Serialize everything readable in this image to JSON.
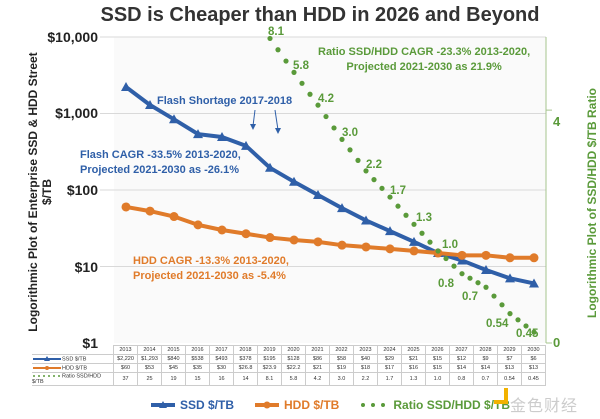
{
  "chart_data": {
    "type": "line",
    "title": "SSD is Cheaper than HDD in 2026 and Beyond",
    "ylabel": "Logorithmic Plot of Enterprise SSD & HDD Street $/TB",
    "y2label": "Logorithmic Plot of SSD/HDD $/TB Ratio",
    "yscale": "log",
    "ylim": [
      1,
      10000
    ],
    "y_ticks": [
      "$10,000",
      "$1,000",
      "$100",
      "$10",
      "$1"
    ],
    "y2_ticks": [
      "4",
      "0"
    ],
    "x": [
      "2013",
      "2014",
      "2015",
      "2016",
      "2017",
      "2018",
      "2019",
      "2020",
      "2021",
      "2022",
      "2023",
      "2024",
      "2025",
      "2026",
      "2027",
      "2028",
      "2029",
      "2030"
    ],
    "series": [
      {
        "name": "SSD $/TB",
        "color": "#2f5fa8",
        "axis": "left",
        "values": [
          2220,
          1293,
          840,
          538,
          493,
          378,
          195,
          128,
          86,
          58,
          40,
          29,
          21,
          15,
          12,
          9,
          7,
          6
        ],
        "display": [
          "$2,220",
          "$1,293",
          "$840",
          "$538",
          "$493",
          "$378",
          "$195",
          "$128",
          "$86",
          "$58",
          "$40",
          "$29",
          "$21",
          "$15",
          "$12",
          "$9",
          "$7",
          "$6"
        ]
      },
      {
        "name": "HDD $/TB",
        "color": "#e07b2a",
        "axis": "left",
        "values": [
          60,
          53,
          45,
          35,
          30,
          26.8,
          23.9,
          22.2,
          21,
          19,
          18,
          17,
          16,
          15,
          14,
          14,
          13,
          13
        ],
        "display": [
          "$60",
          "$53",
          "$45",
          "$35",
          "$30",
          "$26.8",
          "$23.9",
          "$22.2",
          "$21",
          "$19",
          "$18",
          "$17",
          "$16",
          "$15",
          "$14",
          "$14",
          "$13",
          "$13"
        ]
      },
      {
        "name": "Ratio SSD/HDD $/TB",
        "color": "#5a9a3a",
        "axis": "right",
        "values": [
          37,
          25,
          19,
          15,
          16,
          14,
          8.1,
          5.8,
          4.2,
          3.0,
          2.2,
          1.7,
          1.3,
          1.0,
          0.8,
          0.7,
          0.54,
          0.45
        ],
        "display": [
          "37",
          "25",
          "19",
          "15",
          "16",
          "14",
          "8.1",
          "5.8",
          "4.2",
          "3.0",
          "2.2",
          "1.7",
          "1.3",
          "1.0",
          "0.8",
          "0.7",
          "0.54",
          "0.45"
        ]
      }
    ],
    "ratio_labels": [
      "8.1",
      "5.8",
      "4.2",
      "3.0",
      "2.2",
      "1.7",
      "1.3",
      "1.0",
      "0.8",
      "0.7",
      "0.54",
      "0.45"
    ],
    "annotations": {
      "flash_shortage": "Flash Shortage 2017-2018",
      "flash_cagr": [
        "Flash CAGR -33.5% 2013-2020,",
        "Projected 2021-2030 as -26.1%"
      ],
      "hdd_cagr": [
        "HDD CAGR -13.3% 2013-2020,",
        "Projected 2021-2030 as -5.4%"
      ],
      "ratio_cagr": [
        "Ratio SSD/HDD CAGR -23.3% 2013-2020,",
        "Projected 2021-2030 as 21.9%"
      ]
    },
    "legend": [
      "SSD $/TB",
      "HDD $/TB",
      "Ratio SSD/HDD $/TB"
    ],
    "legend_position": "bottom",
    "grid": true
  },
  "watermark": "金色财经"
}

● EXERCISE DESCRIPTION
Your task is to retype all the entries exactly and leave out any pictures.

● SOLUTION BELOW
Serialize everything readable in this image to JSON.
{
  "chart_data": {
    "type": "line",
    "title": "SSD is Cheaper than HDD in 2026 and Beyond",
    "ylabel": "Logorithmic Plot of Enterprise SSD & HDD Street $/TB",
    "y2label": "Logorithmic Plot of SSD/HDD $/TB Ratio",
    "yscale": "log",
    "ylim": [
      1,
      10000
    ],
    "y_ticks": [
      "$10,000",
      "$1,000",
      "$100",
      "$10",
      "$1"
    ],
    "y2_ticks": [
      "4",
      "0"
    ],
    "x": [
      "2013",
      "2014",
      "2015",
      "2016",
      "2017",
      "2018",
      "2019",
      "2020",
      "2021",
      "2022",
      "2023",
      "2024",
      "2025",
      "2026",
      "2027",
      "2028",
      "2029",
      "2030"
    ],
    "series": [
      {
        "name": "SSD $/TB",
        "color": "#2f5fa8",
        "axis": "left",
        "values": [
          2220,
          1293,
          840,
          538,
          493,
          378,
          195,
          128,
          86,
          58,
          40,
          29,
          21,
          15,
          12,
          9,
          7,
          6
        ],
        "display": [
          "$2,220",
          "$1,293",
          "$840",
          "$538",
          "$493",
          "$378",
          "$195",
          "$128",
          "$86",
          "$58",
          "$40",
          "$29",
          "$21",
          "$15",
          "$12",
          "$9",
          "$7",
          "$6"
        ]
      },
      {
        "name": "HDD $/TB",
        "color": "#e07b2a",
        "axis": "left",
        "values": [
          60,
          53,
          45,
          35,
          30,
          26.8,
          23.9,
          22.2,
          21,
          19,
          18,
          17,
          16,
          15,
          14,
          14,
          13,
          13
        ],
        "display": [
          "$60",
          "$53",
          "$45",
          "$35",
          "$30",
          "$26.8",
          "$23.9",
          "$22.2",
          "$21",
          "$19",
          "$18",
          "$17",
          "$16",
          "$15",
          "$14",
          "$14",
          "$13",
          "$13"
        ]
      },
      {
        "name": "Ratio SSD/HDD $/TB",
        "color": "#5a9a3a",
        "axis": "right",
        "values": [
          37,
          25,
          19,
          15,
          16,
          14,
          8.1,
          5.8,
          4.2,
          3.0,
          2.2,
          1.7,
          1.3,
          1.0,
          0.8,
          0.7,
          0.54,
          0.45
        ],
        "display": [
          "37",
          "25",
          "19",
          "15",
          "16",
          "14",
          "8.1",
          "5.8",
          "4.2",
          "3.0",
          "2.2",
          "1.7",
          "1.3",
          "1.0",
          "0.8",
          "0.7",
          "0.54",
          "0.45"
        ]
      }
    ],
    "ratio_labels": [
      "8.1",
      "5.8",
      "4.2",
      "3.0",
      "2.2",
      "1.7",
      "1.3",
      "1.0",
      "0.8",
      "0.7",
      "0.54",
      "0.45"
    ],
    "annotations": {
      "flash_shortage": "Flash Shortage 2017-2018",
      "flash_cagr": [
        "Flash CAGR -33.5% 2013-2020,",
        "Projected 2021-2030 as -26.1%"
      ],
      "hdd_cagr": [
        "HDD CAGR -13.3% 2013-2020,",
        "Projected 2021-2030 as -5.4%"
      ],
      "ratio_cagr": [
        "Ratio SSD/HDD CAGR -23.3% 2013-2020,",
        "Projected 2021-2030 as 21.9%"
      ]
    },
    "legend": [
      "SSD $/TB",
      "HDD $/TB",
      "Ratio SSD/HDD $/TB"
    ],
    "legend_position": "bottom",
    "grid": true
  },
  "watermark": "金色财经"
}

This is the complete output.